— Start of Input rows —
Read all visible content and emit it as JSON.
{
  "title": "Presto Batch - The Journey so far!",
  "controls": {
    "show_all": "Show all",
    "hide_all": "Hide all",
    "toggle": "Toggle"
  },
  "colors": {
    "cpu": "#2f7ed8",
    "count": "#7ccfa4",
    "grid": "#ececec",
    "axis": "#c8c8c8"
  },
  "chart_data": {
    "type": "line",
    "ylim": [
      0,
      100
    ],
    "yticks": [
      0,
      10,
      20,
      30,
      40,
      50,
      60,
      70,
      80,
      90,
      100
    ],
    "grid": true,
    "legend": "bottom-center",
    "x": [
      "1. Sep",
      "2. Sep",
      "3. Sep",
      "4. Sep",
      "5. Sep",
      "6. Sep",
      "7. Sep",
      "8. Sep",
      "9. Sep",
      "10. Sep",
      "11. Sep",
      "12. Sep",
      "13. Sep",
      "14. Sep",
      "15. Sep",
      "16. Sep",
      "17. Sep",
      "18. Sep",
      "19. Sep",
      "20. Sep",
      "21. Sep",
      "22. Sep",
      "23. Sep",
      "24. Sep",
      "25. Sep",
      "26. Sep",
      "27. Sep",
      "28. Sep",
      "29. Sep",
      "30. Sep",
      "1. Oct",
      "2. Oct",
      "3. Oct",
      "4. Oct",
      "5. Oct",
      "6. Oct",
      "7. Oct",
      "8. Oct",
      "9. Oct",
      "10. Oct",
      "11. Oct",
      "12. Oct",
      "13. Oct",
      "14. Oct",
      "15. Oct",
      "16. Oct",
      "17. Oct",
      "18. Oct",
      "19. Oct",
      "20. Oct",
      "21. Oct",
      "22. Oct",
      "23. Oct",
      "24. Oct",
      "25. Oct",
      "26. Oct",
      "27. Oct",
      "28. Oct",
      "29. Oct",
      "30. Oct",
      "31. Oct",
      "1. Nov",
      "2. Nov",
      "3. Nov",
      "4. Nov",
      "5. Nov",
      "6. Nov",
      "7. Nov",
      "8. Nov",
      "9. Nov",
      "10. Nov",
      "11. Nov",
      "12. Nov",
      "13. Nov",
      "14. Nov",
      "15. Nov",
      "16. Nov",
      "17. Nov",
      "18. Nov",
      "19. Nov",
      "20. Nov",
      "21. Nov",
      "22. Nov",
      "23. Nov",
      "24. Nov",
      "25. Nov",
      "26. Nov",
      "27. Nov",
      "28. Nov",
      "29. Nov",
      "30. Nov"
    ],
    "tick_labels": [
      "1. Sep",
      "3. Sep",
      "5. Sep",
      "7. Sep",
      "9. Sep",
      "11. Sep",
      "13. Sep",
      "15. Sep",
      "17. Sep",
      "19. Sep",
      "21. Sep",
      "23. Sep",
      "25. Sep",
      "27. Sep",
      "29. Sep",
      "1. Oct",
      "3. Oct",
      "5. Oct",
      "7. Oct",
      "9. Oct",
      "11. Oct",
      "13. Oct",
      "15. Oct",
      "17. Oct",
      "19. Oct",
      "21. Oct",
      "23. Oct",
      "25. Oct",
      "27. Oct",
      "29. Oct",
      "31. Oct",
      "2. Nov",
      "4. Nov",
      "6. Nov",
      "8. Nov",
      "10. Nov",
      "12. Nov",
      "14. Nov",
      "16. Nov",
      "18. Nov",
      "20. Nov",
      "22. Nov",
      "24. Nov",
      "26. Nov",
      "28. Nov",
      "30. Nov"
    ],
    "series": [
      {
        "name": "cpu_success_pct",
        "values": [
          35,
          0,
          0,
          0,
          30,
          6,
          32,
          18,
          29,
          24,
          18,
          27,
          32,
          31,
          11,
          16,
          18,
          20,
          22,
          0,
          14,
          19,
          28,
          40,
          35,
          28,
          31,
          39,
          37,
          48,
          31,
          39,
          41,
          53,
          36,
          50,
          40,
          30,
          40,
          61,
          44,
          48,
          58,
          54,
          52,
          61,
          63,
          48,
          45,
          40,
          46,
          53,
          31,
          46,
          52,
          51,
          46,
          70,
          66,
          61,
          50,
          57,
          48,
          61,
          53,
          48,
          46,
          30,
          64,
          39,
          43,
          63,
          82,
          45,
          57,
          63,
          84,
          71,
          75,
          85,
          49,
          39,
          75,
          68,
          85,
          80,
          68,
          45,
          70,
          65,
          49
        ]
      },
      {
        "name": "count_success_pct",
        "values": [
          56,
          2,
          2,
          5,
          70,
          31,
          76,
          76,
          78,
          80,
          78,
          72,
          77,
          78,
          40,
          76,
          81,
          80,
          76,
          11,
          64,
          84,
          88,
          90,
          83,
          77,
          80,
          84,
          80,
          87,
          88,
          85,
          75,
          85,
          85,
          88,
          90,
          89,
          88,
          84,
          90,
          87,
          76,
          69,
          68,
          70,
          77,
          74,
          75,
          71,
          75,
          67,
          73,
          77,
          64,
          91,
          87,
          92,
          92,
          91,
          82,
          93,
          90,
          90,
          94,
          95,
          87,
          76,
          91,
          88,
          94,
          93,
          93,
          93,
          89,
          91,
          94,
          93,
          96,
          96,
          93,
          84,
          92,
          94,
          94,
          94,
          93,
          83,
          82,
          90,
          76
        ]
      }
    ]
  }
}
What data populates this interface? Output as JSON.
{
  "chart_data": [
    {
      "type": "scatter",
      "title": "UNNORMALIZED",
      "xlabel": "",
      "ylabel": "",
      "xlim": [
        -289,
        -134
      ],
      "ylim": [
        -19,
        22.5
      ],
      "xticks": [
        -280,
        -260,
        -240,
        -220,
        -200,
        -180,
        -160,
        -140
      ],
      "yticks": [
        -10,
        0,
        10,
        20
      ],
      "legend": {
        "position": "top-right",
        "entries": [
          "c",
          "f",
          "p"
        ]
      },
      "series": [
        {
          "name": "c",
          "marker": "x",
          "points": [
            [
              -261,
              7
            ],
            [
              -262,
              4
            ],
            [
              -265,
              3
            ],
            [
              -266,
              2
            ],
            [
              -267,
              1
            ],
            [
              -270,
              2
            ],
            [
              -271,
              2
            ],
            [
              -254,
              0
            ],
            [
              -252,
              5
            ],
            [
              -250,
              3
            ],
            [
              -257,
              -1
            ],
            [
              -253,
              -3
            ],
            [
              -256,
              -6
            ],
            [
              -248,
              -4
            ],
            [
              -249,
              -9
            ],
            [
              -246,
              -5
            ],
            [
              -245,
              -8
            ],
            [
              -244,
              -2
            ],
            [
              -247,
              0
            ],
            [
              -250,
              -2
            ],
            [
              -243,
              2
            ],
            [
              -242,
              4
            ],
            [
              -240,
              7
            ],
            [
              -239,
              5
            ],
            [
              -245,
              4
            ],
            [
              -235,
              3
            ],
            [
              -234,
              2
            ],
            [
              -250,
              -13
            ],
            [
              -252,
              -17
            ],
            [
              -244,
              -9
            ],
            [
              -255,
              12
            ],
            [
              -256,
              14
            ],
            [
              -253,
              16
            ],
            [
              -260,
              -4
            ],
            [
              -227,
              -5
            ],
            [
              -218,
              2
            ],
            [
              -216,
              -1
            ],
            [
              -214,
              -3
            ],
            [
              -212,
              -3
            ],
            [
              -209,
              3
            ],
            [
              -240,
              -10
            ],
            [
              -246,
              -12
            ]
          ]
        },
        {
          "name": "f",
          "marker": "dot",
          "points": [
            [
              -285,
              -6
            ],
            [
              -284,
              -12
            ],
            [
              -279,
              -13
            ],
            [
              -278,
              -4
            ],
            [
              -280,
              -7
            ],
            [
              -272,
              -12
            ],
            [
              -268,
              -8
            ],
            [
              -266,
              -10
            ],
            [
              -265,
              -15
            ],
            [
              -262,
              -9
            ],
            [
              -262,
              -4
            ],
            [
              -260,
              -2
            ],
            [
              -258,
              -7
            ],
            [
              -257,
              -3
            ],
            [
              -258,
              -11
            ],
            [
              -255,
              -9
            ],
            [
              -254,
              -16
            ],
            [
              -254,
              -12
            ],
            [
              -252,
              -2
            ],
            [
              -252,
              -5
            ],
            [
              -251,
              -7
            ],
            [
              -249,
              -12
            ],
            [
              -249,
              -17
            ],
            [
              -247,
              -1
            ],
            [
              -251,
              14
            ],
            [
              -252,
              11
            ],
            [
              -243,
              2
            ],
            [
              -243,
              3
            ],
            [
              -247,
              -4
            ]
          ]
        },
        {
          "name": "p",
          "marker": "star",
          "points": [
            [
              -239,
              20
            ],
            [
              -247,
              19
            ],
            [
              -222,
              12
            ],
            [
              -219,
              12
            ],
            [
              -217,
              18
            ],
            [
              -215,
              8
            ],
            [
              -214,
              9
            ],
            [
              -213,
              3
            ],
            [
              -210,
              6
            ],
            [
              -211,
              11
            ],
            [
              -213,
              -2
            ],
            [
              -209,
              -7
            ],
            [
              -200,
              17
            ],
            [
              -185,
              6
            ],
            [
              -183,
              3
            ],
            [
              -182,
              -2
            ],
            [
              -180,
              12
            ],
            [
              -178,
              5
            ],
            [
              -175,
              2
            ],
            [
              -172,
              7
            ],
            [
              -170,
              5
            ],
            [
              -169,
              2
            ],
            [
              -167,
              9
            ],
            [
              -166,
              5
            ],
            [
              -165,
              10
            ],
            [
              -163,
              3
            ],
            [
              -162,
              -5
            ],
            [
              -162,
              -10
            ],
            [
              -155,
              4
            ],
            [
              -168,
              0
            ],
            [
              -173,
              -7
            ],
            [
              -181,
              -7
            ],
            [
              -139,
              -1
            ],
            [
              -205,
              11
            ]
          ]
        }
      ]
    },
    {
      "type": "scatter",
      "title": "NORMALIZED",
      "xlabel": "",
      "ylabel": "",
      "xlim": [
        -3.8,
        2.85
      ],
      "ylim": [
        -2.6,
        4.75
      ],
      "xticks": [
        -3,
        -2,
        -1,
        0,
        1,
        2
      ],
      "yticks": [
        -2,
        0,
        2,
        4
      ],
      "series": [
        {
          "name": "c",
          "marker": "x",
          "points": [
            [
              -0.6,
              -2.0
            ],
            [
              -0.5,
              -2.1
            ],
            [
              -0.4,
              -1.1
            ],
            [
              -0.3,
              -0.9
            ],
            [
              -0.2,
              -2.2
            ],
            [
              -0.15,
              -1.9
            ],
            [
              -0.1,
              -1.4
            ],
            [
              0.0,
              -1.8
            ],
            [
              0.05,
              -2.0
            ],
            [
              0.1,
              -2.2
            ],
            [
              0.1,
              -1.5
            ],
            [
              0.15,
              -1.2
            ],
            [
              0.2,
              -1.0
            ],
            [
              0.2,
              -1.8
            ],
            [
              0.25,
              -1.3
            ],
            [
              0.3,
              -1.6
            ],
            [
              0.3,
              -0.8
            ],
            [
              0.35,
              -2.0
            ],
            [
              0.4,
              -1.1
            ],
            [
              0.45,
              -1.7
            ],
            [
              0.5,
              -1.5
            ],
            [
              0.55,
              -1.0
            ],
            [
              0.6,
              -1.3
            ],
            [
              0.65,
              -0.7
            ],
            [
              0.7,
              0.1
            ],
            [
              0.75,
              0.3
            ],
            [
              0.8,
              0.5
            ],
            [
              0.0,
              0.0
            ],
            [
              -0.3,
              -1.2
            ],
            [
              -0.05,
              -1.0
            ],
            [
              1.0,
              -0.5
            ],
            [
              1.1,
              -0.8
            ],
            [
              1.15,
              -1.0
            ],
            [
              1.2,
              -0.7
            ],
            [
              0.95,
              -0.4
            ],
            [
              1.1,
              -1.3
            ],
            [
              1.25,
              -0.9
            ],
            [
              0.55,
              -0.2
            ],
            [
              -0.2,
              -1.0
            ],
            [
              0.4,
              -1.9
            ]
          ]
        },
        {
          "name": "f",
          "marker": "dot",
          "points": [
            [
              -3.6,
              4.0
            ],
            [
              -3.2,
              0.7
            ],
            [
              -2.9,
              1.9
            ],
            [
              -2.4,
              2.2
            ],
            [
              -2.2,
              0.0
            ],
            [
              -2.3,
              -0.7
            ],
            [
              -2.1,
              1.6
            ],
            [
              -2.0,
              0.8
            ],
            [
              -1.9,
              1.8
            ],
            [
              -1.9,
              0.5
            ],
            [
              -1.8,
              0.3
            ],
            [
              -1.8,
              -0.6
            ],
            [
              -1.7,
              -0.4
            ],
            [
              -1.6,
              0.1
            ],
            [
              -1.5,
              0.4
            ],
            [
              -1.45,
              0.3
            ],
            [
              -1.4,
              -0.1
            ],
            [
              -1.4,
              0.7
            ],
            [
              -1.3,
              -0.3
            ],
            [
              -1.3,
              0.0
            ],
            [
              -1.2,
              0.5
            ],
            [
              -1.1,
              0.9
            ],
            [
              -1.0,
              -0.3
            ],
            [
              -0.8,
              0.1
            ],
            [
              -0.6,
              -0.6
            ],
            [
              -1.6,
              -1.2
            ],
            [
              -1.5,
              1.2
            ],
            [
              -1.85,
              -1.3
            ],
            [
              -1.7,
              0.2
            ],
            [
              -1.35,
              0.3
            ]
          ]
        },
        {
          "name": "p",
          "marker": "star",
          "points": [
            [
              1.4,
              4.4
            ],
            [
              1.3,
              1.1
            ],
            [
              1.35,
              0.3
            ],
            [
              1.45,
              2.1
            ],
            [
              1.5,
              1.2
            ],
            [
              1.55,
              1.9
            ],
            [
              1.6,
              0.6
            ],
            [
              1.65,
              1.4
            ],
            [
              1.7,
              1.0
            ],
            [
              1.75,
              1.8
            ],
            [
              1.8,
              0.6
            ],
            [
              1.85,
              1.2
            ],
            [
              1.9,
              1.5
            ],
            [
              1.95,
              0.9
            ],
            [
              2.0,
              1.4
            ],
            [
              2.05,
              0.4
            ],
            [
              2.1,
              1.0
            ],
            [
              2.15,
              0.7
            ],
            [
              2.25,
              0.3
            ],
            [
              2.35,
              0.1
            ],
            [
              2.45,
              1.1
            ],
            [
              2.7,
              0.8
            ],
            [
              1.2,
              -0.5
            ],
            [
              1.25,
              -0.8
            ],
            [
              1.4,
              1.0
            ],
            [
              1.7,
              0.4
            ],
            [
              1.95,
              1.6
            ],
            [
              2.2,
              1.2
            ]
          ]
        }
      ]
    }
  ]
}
— End of Input rows —
Of the lines above, how many hold the word "JSON"? Say the number alone.

2